[start]
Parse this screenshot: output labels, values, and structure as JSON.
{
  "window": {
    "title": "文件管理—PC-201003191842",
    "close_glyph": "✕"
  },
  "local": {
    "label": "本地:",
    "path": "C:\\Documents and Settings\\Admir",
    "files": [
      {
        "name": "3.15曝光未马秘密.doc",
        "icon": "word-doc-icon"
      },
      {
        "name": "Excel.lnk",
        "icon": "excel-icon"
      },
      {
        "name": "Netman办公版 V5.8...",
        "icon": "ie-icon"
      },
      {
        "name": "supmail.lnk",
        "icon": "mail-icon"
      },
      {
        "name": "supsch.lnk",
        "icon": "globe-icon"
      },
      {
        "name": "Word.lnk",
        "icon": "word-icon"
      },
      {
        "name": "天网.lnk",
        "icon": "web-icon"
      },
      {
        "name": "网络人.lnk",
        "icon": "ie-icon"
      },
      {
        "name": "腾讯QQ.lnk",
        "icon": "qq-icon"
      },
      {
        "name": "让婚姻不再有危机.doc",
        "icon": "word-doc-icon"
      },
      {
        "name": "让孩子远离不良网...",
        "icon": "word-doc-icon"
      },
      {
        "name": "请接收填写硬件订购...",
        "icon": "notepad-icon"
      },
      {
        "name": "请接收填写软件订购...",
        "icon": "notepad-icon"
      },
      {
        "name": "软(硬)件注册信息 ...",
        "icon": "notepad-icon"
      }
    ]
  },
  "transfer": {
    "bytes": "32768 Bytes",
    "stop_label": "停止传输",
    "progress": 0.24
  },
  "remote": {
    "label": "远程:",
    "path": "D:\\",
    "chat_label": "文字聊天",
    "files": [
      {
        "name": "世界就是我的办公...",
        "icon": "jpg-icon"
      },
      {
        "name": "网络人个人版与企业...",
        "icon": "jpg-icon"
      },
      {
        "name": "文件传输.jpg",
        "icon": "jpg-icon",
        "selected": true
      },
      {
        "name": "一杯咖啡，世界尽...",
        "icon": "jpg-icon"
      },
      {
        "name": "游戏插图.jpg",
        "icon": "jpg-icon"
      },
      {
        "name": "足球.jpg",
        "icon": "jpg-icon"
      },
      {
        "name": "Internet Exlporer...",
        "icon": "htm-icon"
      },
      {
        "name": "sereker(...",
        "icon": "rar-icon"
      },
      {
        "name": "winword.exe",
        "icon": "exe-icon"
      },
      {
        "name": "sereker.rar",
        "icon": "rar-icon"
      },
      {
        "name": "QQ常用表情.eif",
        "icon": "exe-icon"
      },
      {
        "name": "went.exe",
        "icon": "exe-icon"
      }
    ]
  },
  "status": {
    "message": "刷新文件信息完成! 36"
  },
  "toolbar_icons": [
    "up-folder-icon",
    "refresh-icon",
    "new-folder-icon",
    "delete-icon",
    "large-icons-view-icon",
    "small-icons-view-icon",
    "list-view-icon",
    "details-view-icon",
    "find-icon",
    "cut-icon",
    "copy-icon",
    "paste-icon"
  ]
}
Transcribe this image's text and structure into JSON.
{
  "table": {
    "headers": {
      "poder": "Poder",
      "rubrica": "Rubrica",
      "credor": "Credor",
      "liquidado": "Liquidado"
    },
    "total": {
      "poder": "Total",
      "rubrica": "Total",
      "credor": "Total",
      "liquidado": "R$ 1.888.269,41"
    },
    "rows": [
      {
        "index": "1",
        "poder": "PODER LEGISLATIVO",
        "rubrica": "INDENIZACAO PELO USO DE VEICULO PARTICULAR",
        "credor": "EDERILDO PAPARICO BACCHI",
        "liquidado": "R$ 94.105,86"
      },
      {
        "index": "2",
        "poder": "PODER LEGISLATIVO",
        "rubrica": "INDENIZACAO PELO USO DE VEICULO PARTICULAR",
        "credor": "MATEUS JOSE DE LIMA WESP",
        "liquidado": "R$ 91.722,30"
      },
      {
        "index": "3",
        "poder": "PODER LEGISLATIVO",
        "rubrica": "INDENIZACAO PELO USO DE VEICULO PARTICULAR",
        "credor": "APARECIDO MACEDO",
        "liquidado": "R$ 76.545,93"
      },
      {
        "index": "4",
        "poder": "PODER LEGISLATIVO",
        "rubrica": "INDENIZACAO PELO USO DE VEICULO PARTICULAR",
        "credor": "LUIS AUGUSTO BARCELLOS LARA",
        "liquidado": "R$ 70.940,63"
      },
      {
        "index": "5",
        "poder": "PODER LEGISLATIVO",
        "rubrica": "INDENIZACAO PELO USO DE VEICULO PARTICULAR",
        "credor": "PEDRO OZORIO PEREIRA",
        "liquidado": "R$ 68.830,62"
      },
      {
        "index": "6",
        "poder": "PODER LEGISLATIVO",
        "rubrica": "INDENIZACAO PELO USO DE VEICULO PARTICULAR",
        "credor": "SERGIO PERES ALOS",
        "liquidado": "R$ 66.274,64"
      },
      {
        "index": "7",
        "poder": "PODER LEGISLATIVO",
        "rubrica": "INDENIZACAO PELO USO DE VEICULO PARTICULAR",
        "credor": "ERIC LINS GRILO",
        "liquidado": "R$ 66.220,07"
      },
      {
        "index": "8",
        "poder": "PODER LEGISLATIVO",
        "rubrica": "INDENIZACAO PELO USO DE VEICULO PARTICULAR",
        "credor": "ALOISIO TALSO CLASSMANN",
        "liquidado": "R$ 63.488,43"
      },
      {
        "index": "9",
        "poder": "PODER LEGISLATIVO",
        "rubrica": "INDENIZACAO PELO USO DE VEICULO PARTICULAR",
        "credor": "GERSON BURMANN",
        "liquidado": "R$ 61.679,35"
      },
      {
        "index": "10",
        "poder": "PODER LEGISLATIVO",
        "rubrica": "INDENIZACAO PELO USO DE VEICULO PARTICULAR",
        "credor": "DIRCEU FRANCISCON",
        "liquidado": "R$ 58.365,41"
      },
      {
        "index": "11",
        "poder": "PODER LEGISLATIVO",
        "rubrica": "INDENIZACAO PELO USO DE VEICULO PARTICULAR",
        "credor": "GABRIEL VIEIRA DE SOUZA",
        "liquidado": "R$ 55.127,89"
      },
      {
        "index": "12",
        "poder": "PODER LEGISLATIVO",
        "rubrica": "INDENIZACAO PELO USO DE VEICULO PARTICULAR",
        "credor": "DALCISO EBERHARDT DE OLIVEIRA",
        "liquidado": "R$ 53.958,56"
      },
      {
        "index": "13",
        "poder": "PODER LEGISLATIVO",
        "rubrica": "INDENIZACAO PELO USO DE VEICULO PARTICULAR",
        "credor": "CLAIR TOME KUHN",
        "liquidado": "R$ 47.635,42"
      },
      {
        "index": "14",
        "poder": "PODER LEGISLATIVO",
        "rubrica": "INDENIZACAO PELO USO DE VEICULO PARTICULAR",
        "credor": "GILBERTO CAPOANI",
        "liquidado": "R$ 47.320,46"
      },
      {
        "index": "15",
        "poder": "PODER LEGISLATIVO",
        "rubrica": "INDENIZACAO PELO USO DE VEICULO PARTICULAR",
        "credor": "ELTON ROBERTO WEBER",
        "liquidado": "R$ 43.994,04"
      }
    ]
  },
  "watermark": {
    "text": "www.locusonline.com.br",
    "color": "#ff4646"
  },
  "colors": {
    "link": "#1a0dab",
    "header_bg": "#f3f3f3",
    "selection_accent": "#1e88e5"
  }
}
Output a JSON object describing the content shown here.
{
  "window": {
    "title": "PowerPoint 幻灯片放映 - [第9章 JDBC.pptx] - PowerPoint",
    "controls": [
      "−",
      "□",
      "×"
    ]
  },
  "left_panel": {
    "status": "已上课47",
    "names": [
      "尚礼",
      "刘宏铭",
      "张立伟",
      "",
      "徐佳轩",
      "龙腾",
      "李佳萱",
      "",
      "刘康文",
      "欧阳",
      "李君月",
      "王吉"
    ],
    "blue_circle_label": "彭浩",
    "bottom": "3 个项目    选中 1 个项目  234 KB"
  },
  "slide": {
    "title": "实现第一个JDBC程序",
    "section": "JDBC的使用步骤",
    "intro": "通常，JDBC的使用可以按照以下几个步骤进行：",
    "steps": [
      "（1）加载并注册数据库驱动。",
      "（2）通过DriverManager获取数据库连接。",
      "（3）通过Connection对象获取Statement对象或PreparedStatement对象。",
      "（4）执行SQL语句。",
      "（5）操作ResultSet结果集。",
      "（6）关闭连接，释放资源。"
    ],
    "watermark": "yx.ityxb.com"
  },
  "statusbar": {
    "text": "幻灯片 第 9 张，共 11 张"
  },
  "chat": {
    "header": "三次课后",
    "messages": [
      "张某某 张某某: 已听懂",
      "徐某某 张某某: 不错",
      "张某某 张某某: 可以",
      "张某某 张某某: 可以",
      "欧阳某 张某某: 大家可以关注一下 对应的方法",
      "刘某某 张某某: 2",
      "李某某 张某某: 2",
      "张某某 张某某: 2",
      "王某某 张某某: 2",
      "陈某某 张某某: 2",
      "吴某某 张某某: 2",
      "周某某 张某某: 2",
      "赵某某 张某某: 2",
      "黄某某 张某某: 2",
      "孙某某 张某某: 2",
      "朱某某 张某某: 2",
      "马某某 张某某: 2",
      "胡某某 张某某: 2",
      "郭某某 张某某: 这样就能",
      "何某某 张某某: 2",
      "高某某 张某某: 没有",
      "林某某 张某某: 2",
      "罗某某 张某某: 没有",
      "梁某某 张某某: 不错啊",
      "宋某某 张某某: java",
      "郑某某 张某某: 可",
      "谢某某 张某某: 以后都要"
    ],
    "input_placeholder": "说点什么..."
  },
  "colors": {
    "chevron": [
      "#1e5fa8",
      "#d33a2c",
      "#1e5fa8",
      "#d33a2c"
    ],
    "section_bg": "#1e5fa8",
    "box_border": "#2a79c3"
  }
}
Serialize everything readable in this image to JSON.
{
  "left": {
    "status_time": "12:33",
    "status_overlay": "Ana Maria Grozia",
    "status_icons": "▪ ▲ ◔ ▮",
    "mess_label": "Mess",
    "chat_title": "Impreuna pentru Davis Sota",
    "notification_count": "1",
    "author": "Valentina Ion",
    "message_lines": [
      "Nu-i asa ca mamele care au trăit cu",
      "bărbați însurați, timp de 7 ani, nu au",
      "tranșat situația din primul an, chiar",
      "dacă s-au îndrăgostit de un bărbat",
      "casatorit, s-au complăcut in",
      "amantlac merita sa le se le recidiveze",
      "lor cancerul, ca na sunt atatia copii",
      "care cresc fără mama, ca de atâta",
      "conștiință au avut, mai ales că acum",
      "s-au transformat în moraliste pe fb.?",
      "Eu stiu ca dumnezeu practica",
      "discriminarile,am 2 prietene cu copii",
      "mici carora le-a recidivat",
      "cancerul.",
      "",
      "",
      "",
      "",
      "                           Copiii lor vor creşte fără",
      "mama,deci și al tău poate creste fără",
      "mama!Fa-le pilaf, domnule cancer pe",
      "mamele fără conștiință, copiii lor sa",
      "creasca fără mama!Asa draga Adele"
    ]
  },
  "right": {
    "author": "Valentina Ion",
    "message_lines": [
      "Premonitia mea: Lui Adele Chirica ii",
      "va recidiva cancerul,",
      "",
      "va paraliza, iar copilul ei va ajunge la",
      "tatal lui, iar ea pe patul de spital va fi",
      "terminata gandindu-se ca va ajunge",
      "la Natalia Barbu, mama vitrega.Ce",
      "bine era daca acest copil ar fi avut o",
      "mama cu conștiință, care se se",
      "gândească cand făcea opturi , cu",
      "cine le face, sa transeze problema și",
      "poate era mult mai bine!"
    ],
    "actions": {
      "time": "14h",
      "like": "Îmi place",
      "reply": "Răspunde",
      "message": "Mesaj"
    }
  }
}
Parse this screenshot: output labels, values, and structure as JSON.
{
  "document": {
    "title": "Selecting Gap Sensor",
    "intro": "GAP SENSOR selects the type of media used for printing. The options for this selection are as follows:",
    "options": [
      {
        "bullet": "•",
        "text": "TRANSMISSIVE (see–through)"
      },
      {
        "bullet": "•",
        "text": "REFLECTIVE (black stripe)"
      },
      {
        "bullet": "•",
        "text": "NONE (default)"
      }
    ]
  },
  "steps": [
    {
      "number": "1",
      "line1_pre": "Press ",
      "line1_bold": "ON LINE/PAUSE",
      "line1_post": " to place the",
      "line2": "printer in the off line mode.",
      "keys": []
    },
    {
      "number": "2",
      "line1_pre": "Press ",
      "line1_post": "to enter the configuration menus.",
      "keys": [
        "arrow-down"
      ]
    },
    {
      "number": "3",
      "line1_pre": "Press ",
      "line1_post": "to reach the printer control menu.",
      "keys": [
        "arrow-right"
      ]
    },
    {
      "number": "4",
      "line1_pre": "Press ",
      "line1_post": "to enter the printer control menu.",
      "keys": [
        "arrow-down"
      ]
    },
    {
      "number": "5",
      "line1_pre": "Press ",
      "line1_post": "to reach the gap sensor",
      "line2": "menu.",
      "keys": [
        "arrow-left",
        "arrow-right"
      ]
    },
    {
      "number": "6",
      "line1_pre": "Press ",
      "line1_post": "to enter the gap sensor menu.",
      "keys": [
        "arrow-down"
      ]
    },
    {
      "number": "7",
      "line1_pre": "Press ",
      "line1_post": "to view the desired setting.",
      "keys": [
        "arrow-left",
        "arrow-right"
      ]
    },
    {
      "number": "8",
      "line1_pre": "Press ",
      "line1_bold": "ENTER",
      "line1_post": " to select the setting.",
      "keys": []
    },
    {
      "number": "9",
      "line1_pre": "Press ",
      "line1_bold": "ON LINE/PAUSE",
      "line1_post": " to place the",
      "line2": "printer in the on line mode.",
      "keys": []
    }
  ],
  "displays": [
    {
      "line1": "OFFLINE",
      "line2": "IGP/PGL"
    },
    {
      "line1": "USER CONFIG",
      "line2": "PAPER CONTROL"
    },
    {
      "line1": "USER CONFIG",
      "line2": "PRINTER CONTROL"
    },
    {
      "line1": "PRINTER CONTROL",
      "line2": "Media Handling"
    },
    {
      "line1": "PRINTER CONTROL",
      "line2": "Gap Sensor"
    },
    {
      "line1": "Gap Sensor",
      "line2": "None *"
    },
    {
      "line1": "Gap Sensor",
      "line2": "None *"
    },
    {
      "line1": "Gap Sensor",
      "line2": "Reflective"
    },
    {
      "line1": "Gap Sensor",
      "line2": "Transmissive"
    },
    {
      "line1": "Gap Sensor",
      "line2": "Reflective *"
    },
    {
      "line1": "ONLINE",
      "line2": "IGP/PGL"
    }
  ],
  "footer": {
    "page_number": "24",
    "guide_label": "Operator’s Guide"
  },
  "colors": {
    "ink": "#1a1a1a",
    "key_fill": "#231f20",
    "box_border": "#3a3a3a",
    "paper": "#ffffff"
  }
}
[end]
Aim: Among the entries above, identify all lines with "text" and copy them.

Response to the exercise:
Transcribe this image's text and structure into JSON.
    "text": "www.locusonline.com.br",
    "text": "幻灯片 第 9 张，共 11 张"
        "text": "TRANSMISSIVE (see–through)"
        "text": "REFLECTIVE (black stripe)"
        "text": "NONE (default)"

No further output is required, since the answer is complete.